ЗАДАНИЕ 1>
Ответьте по отрывку о донесении посла дю Белле:
(a) Кому было адресовано зашифрованное донесение посла?
(b) По какой причине, согласно отрывку, Саффолк к концу года все реже появлялся на заседаниях совета?
(c) В чем Анна однажды обвинила Саффолка?
ЗАДАНИЕ 2>
Продолжите отрывок о донесении посла дю Белле после его последнего предложения.

ПРИВЕДЕННЫЙ ОТРЫВОК>
^^^^^^^^^^^^^^^^

12 октября, через три дня после того, как Уолси было предъявлено обвинение в том, что он посмел поставить интересы папы римского выше интересов короля, посол Франции Жан дю Белле, последние недели находившийся на своем посту, в зашифрованном донесении, адресованном герцогу де Монморанси, прямо высказался о том, что Анна и ее отец (фр. Monsieur Boullan et la Demoiselle) вознамерились прибрать власть к своим рукам. По его словам, отец Анны признался в том, что другие члены совета, даже герцог Норфолк и герцог Саффолк, больше «не пользуются доверием, за исключением тех случаев, когда его оказывает [Анна], если пожелает», и что «это столь же истинно, как и Святое Писание». Он не мог не заметить, что Саффолк был вычеркнут из списков: к концу года он все реже появлялся на заседаниях совета вовсе не из-за лености, как это принято считать, а по причине растущей неприязни к Анне. Она отвечала ему тем же. Прекрасно зная о его истинном отношении к ней, а главным образом об отношении к ней его жены, она будет впредь отвечать язвительными выпадами на любую колкость с их стороны. Этот обмен «любезностями» вскоре стал столь ожесточенным, что как-то раз Анна обвинила Саффолка в попытке растления его собственной дочери. Среди других, кто выводил ее из себя, была также Гертруда Блаунт и еще две придворные дамы Екатерины3.

^^^^^^^^^^^^^^^^

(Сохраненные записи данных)

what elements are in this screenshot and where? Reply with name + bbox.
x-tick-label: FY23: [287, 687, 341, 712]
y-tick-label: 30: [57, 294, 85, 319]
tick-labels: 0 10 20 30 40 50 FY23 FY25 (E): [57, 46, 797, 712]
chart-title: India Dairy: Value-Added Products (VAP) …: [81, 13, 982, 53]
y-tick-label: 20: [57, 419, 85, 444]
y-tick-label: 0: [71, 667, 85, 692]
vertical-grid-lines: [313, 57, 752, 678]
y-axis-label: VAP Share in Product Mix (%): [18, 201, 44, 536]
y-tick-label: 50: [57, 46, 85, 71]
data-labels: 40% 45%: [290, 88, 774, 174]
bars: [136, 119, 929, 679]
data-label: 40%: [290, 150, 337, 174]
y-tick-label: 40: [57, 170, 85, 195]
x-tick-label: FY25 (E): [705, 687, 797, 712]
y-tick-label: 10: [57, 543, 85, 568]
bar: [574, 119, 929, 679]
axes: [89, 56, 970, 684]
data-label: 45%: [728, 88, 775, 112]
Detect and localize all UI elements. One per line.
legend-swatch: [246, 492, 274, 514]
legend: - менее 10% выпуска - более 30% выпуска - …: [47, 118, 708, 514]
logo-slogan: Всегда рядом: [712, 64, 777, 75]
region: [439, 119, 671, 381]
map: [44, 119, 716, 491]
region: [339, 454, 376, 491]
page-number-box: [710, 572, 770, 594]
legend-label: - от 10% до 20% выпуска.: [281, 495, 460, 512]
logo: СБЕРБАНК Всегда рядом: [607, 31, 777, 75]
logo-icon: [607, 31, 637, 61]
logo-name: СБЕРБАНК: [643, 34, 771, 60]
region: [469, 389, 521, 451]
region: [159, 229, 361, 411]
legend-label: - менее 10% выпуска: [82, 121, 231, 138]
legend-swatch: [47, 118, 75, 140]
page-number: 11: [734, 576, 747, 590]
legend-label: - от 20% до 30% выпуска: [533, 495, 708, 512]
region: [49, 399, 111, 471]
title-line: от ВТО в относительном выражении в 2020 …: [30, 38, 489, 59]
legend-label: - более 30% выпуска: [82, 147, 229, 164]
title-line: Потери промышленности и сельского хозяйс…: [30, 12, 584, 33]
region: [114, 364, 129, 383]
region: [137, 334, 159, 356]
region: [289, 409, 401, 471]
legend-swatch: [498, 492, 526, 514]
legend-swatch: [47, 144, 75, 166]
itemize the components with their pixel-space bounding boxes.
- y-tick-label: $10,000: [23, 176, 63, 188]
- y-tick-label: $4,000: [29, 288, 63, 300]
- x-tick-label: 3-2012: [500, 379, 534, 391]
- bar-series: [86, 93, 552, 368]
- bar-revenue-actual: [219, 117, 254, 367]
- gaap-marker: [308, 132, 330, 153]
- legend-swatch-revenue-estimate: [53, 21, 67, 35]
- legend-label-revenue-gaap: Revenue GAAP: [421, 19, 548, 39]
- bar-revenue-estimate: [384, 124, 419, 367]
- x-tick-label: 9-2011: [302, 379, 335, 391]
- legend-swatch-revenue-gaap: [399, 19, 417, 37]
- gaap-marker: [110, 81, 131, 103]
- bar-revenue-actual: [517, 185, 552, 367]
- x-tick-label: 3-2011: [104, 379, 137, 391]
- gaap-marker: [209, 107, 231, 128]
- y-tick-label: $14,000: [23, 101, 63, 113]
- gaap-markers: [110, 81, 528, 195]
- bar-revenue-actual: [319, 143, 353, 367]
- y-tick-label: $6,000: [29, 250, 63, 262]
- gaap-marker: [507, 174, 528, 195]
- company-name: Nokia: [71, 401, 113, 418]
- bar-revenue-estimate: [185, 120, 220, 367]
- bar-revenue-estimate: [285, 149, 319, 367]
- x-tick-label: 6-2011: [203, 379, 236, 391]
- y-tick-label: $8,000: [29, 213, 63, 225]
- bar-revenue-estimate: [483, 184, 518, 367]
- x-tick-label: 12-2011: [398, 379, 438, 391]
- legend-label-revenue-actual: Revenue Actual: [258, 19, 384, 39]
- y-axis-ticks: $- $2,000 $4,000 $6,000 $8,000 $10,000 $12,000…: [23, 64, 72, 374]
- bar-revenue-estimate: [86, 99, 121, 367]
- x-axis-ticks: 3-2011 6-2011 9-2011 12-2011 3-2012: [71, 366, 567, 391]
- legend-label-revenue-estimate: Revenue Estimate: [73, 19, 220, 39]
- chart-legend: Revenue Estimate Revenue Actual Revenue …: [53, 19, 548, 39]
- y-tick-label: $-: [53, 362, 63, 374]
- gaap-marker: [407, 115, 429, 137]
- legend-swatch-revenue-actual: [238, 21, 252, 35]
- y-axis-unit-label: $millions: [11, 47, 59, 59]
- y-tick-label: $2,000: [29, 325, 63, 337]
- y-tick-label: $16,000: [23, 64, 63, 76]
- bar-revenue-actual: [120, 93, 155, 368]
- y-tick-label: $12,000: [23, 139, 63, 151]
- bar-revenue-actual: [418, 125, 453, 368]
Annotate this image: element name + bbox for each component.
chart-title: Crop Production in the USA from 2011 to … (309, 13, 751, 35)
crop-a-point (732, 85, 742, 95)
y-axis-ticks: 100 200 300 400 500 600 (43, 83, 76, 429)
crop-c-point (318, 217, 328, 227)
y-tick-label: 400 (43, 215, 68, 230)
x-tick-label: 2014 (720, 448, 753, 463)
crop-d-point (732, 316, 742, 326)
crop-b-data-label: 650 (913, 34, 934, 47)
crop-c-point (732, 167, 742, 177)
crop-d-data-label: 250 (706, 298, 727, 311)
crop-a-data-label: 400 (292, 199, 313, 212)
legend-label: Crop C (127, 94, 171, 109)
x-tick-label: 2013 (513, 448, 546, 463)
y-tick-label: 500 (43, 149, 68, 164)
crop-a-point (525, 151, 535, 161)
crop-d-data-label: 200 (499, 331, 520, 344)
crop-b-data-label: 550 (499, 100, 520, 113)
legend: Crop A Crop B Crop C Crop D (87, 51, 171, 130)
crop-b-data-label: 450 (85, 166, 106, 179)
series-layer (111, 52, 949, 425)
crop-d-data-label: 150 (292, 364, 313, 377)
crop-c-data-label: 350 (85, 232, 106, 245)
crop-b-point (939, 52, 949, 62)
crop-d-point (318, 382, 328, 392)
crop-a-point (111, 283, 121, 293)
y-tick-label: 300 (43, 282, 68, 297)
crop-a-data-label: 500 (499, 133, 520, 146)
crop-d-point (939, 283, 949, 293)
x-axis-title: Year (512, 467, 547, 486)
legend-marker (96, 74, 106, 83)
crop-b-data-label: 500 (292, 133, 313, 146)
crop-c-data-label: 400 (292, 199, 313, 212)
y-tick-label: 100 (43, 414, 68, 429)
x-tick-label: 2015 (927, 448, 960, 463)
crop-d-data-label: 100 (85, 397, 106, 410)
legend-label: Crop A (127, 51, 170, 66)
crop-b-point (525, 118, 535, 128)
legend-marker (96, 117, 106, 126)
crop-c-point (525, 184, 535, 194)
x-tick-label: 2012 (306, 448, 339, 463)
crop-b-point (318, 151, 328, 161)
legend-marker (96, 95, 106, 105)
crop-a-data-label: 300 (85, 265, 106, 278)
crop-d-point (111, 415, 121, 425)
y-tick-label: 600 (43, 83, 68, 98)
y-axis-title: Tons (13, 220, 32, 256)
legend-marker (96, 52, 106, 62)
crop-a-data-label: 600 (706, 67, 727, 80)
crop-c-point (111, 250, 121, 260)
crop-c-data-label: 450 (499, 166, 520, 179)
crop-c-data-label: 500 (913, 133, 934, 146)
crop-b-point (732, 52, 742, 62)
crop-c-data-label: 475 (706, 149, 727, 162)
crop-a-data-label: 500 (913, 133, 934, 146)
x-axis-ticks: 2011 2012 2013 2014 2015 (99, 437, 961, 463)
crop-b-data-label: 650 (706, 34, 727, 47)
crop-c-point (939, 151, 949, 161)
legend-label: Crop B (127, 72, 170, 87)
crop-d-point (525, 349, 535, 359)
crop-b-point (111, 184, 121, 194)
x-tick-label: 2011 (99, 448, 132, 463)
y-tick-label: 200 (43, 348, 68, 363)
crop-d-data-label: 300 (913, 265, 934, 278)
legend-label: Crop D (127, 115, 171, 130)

^^^^^^^^^^^^^^^^

ОТВЕТ НА ЗАДАНИЕ 1>
(a) Герцогу де Монморанси.
(b) Из-за растущей неприязни к Анне.
(c) В попытке растления его собственной дочери.

ОТВЕТ НА ЗАДАНИЕ 2>
Дю Белле рекомендовал Монморанси содействовать тому, чтобы в «общей дипломатической миссии по делам Франции» участвовал брат Анны Джордж, которого он называл «маленьким принцем» семьи (фр. petit prince) и которому предстояло стать особым послом в Париже4. Своим назначением на столь высокий дипломатический пост Джордж был обязан исключительно вмешательству Анны. С учетом того, что ему едва исполнилось двадцать пять лет и у него не было никакого дипломатического опыта, это был довольно рискованный выбор. Анна, понимая это, через отца попросила дю Белле проследить за тем, чтобы Джордж был принят с особыми почестями. Ему не только должны были оказать радушный прием высокопоставленные придворные, имена которых указала сама Анна, но его полагалось встретить с таким же уважением, каким пользовался его отец, дипломат с большим опытом, даже если, как язвительно заметил дю Белле, все остальные сочтут, что эти церемонии больше напоминают фарс5.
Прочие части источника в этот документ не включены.